> [DOCUMENT SEGMENT]

+---+

Re: Indexing large files? - No answers yet...

Glen Newton Fri, 11 Sep 2009 07:44:10 -0700

Paul,

I saw your last post and now understand the issues you face.


I don't think there has been any effort to produce a
reduced-memory-footprint configurable (RMFC) Lucene. With the many
mobile devices, embedded and other reduced memory devices, should this
perhaps be one of the areas the Lucene community looks in to?

-Glen

2009/9/11  <[email protected]>:
> Thanks Glen!
>
> I will take at your project.  Unfortunately I will only have 512 MB to 1024 
> MB to work with as Lucene is only one component in a larger software system 
> running on one machine.  I agree with you on the C\C++ comment.  That is what 
> I would normally use for memory intense software.  It turns out that the 
> larger file you want to index is the larger the heap space you will need.  
> What I would like to see is a way to "throttle" the indexing process to 
> control the memory footprint.  I understand that this will take longer, but 
> if I perform the task during off hours it shouldn't matter. At least the file 
> will be indexed correctly.
>
> Thanks,
> Paul
>
>
> -----Original Message-----
> From: [email protected] 
> [mailto:[email protected]] On 
> Behalf Of Glen Newton
> Sent: Friday, September 11, 2009 9:53 AM
> To: [email protected]
> Subject: Re: Indexing large files? - No answers yet...
>
> In this project:
>  http://zzzoot.blogspot.com/2009/07/project-torngat-building-large-scale.html
>
> I concatenate all the text of all of articles of a single journal into
> a single text file.
> This can create a text file that is 500MB in size.
> Lucene is OK in indexing files this size (in parallel even), but I
> have a heap size of 8GB.
>
> I would suggest increasing your heap to as large as your machine can
> reasonably take.
> The reality is that Java programs (like Lucene) take up more memory
> than a similar C or even C++ program.
> Java may approach C/C++ in speed, but not memory.
>
> We don't use Java because of its memory footprint!  ;-)
>
> See:
>  Programming language shootout: speed:
> http://shootout.alioth.debian.org/u32q/benchmark.php?test=all&lang=all&d=ndata&calc=calculate&xfullcpu=1&xmem=0&xloc=0&binarytrees=1&chameneosredux=1&fannkuch=1&fasta=1&knucleotide=1&mandelbrot=1&meteor=0&nbody=1&pidigits=1&regexdna=1&revcomp=1&spectralnorm=1&threadring=0
>  Programming language shootout: memory:
> http://shootout.alioth.debian.org/u32q/benchmark.php?test=all&lang=all&d=ndata&calc=calculate&xfullcpu=0&xmem=1&xloc=0&binarytrees=1&chameneosredux=1&fannkuch=1&fasta=1&knucleotide=1&mandelbrot=1&meteor=0&nbody=1&pidigits=1&regexdna=1&revcomp=1&spectralnorm=1&threadring=0
>
> -glen
>
> 2009/9/11 Dan OConnor <[email protected]>:
>> Paul:
>>
>> My first suggestion would be to update your JVM to the latest version (or at 
>> least .14). There were several garbage collection related issues resolved in 
>> version 10 - 13 (especially dealing with large heaps).

+---+

> [GIVEN DATA]
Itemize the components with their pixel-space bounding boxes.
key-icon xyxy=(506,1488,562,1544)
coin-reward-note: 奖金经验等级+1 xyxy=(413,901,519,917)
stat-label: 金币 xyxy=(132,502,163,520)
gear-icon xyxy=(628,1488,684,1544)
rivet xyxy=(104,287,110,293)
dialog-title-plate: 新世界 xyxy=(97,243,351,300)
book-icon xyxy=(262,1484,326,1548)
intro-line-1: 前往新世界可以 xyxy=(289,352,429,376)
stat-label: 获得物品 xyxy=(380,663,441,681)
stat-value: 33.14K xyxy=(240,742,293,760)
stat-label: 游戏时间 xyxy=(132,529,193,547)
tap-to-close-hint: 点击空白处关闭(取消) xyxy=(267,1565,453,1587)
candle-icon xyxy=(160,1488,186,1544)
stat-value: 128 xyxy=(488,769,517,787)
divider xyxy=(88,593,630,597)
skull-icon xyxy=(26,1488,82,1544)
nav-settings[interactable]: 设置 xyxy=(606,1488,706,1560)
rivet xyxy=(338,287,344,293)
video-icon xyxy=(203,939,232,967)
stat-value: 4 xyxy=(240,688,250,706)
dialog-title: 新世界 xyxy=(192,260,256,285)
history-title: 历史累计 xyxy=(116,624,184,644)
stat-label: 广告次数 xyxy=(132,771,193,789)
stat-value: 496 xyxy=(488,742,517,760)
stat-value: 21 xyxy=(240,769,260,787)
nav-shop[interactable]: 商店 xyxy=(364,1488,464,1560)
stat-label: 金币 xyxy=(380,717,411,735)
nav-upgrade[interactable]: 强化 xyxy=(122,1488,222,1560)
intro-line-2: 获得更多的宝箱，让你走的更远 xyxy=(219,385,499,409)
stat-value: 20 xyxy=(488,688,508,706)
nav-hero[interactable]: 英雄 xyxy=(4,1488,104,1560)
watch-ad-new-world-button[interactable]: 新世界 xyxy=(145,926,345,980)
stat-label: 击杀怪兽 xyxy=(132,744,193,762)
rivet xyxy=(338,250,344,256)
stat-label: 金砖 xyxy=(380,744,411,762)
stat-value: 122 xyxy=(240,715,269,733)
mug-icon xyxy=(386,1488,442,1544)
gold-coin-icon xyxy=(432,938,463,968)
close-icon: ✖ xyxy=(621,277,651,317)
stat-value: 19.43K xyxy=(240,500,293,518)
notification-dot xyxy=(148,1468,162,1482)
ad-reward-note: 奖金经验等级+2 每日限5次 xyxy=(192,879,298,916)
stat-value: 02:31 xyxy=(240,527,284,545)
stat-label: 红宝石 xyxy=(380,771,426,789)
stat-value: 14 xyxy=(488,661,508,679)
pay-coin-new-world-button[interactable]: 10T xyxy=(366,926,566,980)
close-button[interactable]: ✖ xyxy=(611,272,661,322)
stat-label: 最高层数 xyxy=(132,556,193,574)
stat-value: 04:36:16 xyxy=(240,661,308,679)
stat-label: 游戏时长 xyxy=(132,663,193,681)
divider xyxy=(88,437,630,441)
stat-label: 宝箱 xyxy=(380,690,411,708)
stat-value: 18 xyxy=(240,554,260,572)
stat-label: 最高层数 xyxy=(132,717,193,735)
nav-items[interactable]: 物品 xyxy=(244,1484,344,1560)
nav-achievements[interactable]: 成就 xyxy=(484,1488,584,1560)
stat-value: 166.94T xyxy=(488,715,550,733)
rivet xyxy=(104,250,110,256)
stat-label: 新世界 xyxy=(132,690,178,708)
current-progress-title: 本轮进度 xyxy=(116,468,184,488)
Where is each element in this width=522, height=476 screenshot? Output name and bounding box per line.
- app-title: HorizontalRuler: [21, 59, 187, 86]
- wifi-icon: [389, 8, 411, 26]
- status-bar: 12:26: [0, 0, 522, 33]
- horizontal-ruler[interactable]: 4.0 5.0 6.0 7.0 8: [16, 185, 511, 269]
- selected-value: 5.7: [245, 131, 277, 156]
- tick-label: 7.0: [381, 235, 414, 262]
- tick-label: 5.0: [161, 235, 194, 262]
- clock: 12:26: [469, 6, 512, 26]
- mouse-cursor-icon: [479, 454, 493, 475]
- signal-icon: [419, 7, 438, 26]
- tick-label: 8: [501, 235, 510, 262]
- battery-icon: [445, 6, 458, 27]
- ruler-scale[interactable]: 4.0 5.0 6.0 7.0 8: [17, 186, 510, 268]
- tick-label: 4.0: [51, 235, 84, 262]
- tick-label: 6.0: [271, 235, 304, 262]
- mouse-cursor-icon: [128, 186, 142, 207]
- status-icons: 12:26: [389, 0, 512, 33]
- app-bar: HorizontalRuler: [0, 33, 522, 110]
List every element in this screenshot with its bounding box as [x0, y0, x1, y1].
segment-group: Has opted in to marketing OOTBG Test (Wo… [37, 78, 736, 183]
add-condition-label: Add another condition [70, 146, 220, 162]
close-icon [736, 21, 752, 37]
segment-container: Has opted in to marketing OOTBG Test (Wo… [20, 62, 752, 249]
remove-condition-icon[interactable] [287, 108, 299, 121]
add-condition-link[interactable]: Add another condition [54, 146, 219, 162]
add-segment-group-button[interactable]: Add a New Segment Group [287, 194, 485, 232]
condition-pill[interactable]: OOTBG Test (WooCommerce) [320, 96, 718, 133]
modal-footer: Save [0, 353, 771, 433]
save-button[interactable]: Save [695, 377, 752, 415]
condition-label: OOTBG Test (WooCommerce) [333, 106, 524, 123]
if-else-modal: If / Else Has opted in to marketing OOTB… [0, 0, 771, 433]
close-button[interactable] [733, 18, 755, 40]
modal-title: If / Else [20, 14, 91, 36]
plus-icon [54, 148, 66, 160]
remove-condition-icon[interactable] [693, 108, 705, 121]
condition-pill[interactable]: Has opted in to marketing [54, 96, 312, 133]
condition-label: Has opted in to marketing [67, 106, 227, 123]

+---+

> [REQUIREMENTS]
A – Answer the following about the thread on indexing large files.
(i) How much memory does Paul say he will have to work with?
(ii) What heap size does Glen report having when indexing text files of up to 500MB?
(iii) What does the abbreviation RMFC stand for?
B – Reproduce the passage of the thread on indexing large files, starting at "I don't think" and ending at "looks in to?".

> [PROBLEM SOLUTIONS]
A –
(i) 512 MB to 1024 MB
(ii) 8GB
(iii) Reduced-memory-footprint configurable

B –
I don't think there has been any effort to produce a
reduced-memory-footprint configurable (RMFC) Lucene. With the many
mobile devices, embedded and other reduced memory devices, should this
perhaps be one of the areas the Lucene community looks in to?